--- TEXT TO READ ---
● ● ●

Lavinia Neagoe is a Senior Engineering Manager & Bucharest Technology Site Lead at Fitbit, with 15 years of experience in leading global engineering teams. Her mission is to drive excellence in building new technology for businesses and customers. 

The ultimate goal is to impact people’s lives in a positive way through technology and innovation. Lavinia is also an active member of the business community, driving education initiatives and bringing in her passion for technology at a very early age.

She told us what are the essential skills for a successful intrapreneur, what are the current intrapreneurship programs inside Fitbit and what are the future plans for the Fitbit Bucharest office.

Register here for Spotlight Pitch Day, to see some of the most promising teams from Eastern Europe give all they’ve got in a live pitch battle for €350.000.

While Lavinia shared with us what makes a good intrapreneur, Daniel Rizea revealed some relevant recommendations that organizations can apply to nurture intrapreneurship & innovation, as well as other important aspects about the roadmap of the innovation process.

Daniel Rizea is a Senior Engineering Manager at Fitbit. He is managing 5 teams with 70+ engineers that deliver the next generation of features and platforms for the Tamian ecosystem. He joined the Fitbit family through the Vector watch acquisition.

Lavinia Neagoe and Daniel Rizea are among the mentors of Spotlight 2021.

We invite you to read below further insights from Daniel Rizea and Lavinia Neagoe:

1. What do you think are some myths or misunderstood aspects around intrapreneurship?

Daniel Rizea: The first myth is that it takes a lot of time to have an impact in a big company through intrapreneurship.  

Now it depends, if you look at how much time it takes to get an MVP out the door, yes, it will take longer in a big company as in a startup for obvious reasons. In a big company you may already have 100K or millions of users and you have to be careful when you are shipping something, as opposed to a startup where you can be in stealth mode and have all the flexibility.  

Now there are also some advantages, even if it takes you longer to build the MVP the road to massive scale and adoption it faster in a big company because you are leveraging all of the infrastructure available. In a startup, after the MVP is built then comes the actual challenges: user adoption and scale. 

If we look at the two, the timeline to having a big impact and making a difference can be similar, with different phases taking different amounts of time.

2. Everybody talks about intrapreneurship as the new wave of corporate innovation. Is it right to assume that startups will play a significant role in this? Or would you say innovation in big companies should primarily be nurtured internally? 

Daniel Rizea: I think it should be a mix of both. Big companies can accelerate innovation through encouraging internal ideas but also through bringing a fresh new perspective with acquisitions.

● ● ●

--- SOURCE DATA ---
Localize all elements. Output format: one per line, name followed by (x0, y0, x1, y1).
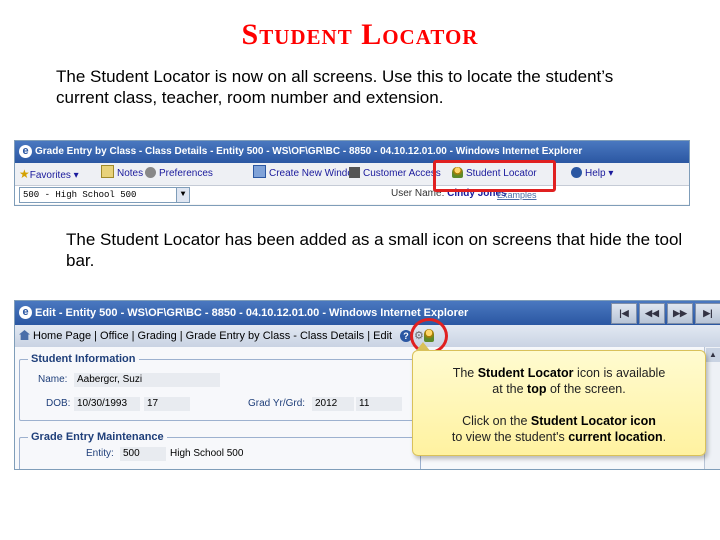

● ● ●

--- WHAT TO DO ---
1. In the text on intrapreneurship at Fitbit, what were the topics Lavinia Neagoe spoke about? Name each one.
2. Write the next part of the text on intrapreneurship at Fitbit, picking up after its last sentence.
The listing is separate material and has nothing to do with the text on intrapreneurship at Fitbit.

--- TASK RESPONSES ---
1.
- The essential skills for a successful intrapreneur
- The current intrapreneurship programs inside Fitbit
- The future plans for the Fitbit Bucharest office

2.
For a company to stay ahead, I think it needs both and should be on the watch and nurture great ideas from inside the company but also be on the lookout for opportunities that are already in the market and can bring an important competitive advantage. An acquisition, for example, can accelerate a company to enter a new market and leverage the skills and products that the startup has built. 

This was the example with Fitbit, Vectorwatch and Pebble. Fitbit wanted to be a player in the smartwatch space and with the acquisition of Vectorwatch and Pebble entered the smartwatch market 1.5 years later with Ionic.  

3. From your observations, how do startups usually start building their product teams? Can you criticize the process? What would you generally advise to improve?

Daniel Rizea: Usually I have seen a lot of technical founders that start building products. Depending on what the startup is about this can be good or bad, but the first advice is to deeply understand the user problem.   

If you are building a new OS or something very technical, then it can be more easy. The team also has some product knowledge and they know what needs to be built and what is missing from the marketplace.

But if you are building a consumer product, and nobody from the team has previous experience with consumer products, then the team may not know what to build or how consumers will react to it:

 

  • Hire/get somebody that has experience in that niche, and talk to customers  or
  • Develop that experience inside the team and talk to customers

 

The most important thing is, talking to customers and making sure the team is building the right product, otherwise after 1 year you end up with a product that works perfectly, state of the art from a technical perspective, that nobody wants. It happened to me also in a previous startup.  

4. How do you think a high-performing product team is ideally structured? What do you imagine the future of product teams will look like?

Daniel Rizea: As high level guidelines I think a product team should be agile and set up for fast experimentation and iteration. It should have all the necessary functions and skills in the team (so it does not depend on other teams for being successful and fast).

Now it depends on the team and what the team is building. I can present a bit how we have things at Fitbit for teams that are building software experiences. 

Usually a team is made out of: a product manager, and engineering manager, design and UX, engineers and QA.  Depending on the scope of the team and area of ownership research and data scientist may also be part of the team. The team has all the functions needed to deliver great value to users and to iterate fast. 

5. Are there some intrapreneurship good case practices in Eastern European context?

Lavinia Neagoe: There are several great practices fostering intrapreneurship in the region. The first practice that I’ve seen is the Incubator model. Teams will usually come up with business ideas through time and many companies have created incubator programs, giving teams the time and space to validate and build their ideas. In this model, the team pitches their idea to an executive, they get funding for it, and, if the MVP delivers, the team is relieved from their day-to-day responsibilities to be able to work on the funded project.

Fitbit has some great examples of this: the kids line of products and the mobile games platform. We had engineers or product managers coming with these ideas, putting a small proof of concept together and obtaining the funding to turn this idea into a user facing product.

6. How does the decision-making process work within a product team? What are the needed skills? 

Lavinia Neagoe: A product team is always faced with making tough decisions. My advice is to find a balance between the number of people involved, the amount of information gathered and time allocated to make the decision.

First of all, understanding when it’s really important to make a decision, it’s an extraordinary skill. Of course, knowing your product, your users, your competition, will definitely help in determining the criticality within the moment, yet this skill gets sharper with time and exposure.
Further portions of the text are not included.